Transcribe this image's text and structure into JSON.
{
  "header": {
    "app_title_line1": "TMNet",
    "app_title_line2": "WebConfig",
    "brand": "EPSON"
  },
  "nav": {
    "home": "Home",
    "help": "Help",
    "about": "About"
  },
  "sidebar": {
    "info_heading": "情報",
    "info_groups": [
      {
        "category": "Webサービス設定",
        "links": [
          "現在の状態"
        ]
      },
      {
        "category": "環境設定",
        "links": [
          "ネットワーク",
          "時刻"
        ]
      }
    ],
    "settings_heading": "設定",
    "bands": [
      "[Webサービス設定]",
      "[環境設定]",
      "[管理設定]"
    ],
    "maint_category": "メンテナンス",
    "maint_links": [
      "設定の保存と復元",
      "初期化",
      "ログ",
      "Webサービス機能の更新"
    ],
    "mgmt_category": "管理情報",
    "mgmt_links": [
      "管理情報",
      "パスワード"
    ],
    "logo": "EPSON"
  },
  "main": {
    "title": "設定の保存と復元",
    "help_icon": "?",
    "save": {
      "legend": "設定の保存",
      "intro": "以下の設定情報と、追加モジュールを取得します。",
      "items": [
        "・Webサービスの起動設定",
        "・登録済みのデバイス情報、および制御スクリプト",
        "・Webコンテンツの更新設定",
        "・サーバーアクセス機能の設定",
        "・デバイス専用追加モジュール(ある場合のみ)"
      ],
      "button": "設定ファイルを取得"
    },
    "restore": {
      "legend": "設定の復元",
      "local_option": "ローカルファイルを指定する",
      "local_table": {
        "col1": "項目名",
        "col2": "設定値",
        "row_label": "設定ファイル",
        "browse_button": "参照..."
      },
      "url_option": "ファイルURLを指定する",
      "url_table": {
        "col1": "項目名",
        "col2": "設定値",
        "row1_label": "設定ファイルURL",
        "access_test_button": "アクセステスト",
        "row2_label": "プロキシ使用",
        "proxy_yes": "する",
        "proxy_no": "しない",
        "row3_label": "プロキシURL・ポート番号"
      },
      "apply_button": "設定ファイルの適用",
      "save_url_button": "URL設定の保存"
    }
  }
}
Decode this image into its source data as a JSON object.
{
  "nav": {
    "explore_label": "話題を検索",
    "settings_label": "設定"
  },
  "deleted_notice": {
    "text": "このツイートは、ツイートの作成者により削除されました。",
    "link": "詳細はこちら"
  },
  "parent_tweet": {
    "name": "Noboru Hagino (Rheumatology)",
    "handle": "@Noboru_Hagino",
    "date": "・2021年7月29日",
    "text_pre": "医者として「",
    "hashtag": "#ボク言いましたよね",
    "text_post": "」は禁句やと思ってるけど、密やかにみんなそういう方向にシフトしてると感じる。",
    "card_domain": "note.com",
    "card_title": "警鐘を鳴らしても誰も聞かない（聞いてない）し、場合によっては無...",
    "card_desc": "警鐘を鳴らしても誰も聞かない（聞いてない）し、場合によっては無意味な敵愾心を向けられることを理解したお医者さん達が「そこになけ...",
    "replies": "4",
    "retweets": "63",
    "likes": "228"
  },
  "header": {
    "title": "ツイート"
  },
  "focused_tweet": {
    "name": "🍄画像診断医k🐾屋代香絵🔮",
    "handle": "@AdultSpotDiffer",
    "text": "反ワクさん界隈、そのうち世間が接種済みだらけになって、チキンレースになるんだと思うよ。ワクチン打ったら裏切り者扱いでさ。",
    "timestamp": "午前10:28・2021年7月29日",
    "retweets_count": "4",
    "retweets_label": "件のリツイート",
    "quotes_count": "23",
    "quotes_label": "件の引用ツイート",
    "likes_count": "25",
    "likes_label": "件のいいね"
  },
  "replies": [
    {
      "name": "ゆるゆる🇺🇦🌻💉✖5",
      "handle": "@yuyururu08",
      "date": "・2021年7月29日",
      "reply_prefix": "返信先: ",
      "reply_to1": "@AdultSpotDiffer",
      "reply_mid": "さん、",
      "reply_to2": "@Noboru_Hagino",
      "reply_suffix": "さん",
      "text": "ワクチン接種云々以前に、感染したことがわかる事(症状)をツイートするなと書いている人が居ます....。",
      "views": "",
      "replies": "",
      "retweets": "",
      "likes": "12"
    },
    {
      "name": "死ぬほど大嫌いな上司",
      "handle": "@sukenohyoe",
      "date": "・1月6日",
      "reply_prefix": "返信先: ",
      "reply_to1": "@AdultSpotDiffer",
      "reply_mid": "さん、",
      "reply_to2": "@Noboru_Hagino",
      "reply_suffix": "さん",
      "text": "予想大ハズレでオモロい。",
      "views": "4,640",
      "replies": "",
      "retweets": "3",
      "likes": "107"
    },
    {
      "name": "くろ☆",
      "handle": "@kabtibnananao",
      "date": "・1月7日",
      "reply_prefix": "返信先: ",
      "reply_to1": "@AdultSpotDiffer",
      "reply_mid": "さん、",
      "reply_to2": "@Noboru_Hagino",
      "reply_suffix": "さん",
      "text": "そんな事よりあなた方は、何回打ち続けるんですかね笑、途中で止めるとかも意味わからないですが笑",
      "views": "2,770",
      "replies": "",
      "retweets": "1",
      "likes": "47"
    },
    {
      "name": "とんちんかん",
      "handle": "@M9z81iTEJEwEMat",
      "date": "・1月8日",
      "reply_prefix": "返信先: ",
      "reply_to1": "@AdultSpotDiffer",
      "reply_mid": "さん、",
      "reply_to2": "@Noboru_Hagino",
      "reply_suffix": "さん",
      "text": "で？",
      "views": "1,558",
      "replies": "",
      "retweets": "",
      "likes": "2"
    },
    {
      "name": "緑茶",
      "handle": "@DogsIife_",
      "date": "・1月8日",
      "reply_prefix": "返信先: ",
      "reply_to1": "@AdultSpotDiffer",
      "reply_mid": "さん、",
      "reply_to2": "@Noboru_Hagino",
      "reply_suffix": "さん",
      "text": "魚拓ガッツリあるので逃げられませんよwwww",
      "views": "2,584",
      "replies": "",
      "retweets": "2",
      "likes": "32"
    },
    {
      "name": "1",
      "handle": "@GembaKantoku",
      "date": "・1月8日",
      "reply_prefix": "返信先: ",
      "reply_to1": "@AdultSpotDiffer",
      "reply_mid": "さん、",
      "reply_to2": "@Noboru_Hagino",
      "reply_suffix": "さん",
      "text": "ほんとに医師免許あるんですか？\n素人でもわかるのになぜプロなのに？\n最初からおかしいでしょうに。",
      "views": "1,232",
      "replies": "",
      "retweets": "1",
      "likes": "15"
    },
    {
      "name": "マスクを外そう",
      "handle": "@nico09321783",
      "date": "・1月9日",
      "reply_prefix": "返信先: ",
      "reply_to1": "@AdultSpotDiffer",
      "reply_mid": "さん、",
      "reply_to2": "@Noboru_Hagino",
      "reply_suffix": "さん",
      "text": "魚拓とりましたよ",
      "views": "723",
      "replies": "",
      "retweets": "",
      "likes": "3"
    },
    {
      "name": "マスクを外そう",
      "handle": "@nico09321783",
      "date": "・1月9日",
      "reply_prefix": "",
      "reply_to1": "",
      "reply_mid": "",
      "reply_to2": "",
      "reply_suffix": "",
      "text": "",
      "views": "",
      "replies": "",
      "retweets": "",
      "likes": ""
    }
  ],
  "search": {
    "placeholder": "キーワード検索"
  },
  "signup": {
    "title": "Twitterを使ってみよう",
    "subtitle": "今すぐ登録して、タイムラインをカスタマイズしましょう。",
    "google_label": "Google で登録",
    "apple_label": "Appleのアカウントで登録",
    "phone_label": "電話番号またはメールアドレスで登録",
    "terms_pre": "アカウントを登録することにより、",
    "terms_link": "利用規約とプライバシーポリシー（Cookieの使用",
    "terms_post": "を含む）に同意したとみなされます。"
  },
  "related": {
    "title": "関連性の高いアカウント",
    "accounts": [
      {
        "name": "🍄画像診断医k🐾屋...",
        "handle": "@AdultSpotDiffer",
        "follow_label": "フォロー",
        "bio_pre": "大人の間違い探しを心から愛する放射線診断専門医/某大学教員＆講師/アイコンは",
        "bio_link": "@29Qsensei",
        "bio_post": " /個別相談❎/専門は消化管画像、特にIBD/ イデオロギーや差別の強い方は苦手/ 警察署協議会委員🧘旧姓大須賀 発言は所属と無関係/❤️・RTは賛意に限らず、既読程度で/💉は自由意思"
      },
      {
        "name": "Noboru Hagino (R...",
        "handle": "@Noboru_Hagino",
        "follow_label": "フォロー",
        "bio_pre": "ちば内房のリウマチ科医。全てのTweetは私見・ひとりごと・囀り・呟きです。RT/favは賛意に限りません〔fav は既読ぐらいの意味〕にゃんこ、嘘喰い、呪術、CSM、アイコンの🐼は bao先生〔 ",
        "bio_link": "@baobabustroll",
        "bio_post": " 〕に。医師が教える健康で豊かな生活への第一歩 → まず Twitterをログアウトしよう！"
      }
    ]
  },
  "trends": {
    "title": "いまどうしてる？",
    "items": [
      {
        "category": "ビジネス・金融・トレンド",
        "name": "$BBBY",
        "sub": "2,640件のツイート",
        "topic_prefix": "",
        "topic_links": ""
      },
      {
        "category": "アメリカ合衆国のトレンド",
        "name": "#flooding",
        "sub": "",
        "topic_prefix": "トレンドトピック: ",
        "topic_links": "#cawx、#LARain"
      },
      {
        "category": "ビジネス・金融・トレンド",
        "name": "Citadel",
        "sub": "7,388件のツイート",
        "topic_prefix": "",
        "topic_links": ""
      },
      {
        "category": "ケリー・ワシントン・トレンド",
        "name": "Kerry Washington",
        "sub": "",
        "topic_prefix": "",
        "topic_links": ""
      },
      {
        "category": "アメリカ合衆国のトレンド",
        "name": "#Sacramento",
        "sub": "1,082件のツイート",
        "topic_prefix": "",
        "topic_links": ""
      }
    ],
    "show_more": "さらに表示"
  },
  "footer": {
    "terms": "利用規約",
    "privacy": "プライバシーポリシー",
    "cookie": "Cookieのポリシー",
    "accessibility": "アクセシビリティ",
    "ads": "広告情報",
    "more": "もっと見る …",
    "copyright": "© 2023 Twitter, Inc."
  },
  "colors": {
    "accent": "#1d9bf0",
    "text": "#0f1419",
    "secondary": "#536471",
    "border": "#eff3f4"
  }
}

## Instruction:
Say how many lines in the records hold the string "this", and say nothing else.

## Reply to the exercise:
2